[Begin]
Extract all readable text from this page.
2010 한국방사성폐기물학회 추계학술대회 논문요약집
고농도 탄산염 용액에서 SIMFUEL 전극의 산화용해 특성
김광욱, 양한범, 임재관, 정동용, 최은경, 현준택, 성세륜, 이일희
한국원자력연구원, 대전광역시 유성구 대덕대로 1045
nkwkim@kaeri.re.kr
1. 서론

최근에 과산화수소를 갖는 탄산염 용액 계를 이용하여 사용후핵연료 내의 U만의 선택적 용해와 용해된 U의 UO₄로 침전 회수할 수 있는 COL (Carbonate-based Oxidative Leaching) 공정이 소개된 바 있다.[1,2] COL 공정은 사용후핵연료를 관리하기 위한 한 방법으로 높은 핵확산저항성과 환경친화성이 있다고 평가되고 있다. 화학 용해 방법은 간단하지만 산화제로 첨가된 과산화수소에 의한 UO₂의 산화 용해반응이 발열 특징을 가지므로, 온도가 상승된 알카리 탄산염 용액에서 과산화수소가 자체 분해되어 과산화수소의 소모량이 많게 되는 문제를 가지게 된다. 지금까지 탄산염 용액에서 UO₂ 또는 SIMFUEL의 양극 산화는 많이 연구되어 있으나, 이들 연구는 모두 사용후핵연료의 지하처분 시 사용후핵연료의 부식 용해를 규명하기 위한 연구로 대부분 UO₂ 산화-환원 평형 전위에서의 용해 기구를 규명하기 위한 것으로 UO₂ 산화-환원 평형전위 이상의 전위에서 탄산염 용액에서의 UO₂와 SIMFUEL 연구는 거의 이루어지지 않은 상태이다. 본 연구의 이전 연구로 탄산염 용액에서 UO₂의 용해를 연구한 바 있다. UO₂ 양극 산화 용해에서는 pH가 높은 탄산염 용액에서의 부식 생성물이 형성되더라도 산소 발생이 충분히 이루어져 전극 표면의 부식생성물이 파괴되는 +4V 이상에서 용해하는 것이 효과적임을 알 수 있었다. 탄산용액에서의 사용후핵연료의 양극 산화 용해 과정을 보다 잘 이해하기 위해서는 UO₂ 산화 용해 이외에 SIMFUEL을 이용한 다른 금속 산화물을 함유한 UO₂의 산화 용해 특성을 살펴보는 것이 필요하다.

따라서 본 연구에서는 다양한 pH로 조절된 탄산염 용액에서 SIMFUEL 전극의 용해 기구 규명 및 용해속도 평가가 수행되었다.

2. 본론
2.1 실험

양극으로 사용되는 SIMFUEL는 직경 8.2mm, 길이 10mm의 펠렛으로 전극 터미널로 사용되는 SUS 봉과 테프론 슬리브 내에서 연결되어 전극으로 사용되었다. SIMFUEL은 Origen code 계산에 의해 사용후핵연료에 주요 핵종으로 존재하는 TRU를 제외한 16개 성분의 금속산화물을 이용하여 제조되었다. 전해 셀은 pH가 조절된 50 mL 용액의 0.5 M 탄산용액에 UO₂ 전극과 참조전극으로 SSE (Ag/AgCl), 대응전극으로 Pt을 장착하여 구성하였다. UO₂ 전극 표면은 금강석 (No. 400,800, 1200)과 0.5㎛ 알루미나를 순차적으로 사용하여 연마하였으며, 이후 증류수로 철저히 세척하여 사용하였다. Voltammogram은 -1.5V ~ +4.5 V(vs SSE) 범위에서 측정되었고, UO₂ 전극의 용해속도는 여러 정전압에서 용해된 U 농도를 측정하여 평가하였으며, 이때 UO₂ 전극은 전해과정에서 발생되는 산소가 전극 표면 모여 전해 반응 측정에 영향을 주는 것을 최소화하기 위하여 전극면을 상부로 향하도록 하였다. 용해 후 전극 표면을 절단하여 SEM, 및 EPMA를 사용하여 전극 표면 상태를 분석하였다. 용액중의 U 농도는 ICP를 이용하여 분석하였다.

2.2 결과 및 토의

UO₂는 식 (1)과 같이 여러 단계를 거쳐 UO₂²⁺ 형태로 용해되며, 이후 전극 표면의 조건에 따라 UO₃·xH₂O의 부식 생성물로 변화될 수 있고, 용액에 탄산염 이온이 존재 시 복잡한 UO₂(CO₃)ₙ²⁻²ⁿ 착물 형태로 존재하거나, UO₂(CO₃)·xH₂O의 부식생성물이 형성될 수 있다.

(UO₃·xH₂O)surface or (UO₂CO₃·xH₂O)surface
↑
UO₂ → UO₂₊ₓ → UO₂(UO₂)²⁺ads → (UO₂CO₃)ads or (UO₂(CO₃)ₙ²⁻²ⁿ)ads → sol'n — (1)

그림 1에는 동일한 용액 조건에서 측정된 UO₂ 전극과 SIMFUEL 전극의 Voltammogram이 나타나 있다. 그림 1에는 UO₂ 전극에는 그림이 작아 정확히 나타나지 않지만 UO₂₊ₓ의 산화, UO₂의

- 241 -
[End]
## Exercise task
Count how many lines above carry the word "UO₂CO₃". Only the number is required.

## Response to the task
2